GOAL:
Present each line of the entries below that holds the word "color".
---
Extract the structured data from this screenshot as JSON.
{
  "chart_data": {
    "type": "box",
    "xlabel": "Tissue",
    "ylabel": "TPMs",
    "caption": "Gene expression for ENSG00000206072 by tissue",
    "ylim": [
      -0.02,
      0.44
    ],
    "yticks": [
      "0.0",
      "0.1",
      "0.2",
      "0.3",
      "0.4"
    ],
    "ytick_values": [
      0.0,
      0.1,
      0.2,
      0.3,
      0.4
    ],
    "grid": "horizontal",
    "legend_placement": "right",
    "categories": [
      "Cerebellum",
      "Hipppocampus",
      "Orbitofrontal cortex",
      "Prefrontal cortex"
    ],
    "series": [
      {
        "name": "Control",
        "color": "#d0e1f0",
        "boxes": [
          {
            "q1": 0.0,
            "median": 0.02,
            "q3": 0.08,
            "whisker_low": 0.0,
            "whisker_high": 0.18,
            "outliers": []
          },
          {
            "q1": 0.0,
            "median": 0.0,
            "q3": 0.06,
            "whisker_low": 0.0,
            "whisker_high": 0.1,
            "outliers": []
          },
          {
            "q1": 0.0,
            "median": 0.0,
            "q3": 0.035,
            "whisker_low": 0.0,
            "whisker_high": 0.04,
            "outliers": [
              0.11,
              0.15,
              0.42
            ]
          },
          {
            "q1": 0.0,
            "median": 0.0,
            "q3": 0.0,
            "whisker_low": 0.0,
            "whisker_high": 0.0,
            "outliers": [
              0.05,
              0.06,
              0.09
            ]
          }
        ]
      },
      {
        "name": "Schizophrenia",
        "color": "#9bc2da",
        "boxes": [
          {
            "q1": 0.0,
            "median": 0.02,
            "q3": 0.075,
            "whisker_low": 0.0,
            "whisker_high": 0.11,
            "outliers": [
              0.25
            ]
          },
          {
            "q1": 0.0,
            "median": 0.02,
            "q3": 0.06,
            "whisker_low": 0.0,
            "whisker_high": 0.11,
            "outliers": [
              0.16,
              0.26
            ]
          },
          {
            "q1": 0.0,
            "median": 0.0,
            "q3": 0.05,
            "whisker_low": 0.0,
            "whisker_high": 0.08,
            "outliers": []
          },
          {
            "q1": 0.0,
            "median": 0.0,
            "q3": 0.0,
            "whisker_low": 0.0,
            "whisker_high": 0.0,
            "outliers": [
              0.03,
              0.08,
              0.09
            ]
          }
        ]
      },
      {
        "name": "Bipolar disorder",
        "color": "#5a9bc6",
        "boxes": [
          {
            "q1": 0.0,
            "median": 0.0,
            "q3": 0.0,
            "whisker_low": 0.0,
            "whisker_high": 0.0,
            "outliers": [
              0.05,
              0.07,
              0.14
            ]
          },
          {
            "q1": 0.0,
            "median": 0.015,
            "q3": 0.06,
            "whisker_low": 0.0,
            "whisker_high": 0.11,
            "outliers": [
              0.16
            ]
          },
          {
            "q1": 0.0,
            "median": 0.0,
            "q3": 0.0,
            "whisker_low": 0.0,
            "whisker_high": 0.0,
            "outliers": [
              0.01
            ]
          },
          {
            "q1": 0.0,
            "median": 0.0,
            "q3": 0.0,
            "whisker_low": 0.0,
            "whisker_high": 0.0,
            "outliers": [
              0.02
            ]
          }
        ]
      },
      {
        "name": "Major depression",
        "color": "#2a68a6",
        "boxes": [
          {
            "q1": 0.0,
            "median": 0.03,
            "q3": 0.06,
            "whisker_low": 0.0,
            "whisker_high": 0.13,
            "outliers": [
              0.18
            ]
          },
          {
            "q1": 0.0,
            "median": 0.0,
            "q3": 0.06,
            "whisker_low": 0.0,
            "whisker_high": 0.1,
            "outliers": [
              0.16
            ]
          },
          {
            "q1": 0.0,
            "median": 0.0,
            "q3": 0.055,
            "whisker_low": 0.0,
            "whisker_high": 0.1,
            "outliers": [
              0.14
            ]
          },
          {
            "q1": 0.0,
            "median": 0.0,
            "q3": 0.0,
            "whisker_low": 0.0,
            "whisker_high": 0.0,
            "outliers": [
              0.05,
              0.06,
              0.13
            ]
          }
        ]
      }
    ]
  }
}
---
SOLUTION:
        "color": "#d0e1f0",
        "color": "#9bc2da",
        "color": "#5a9bc6",
        "color": "#2a68a6",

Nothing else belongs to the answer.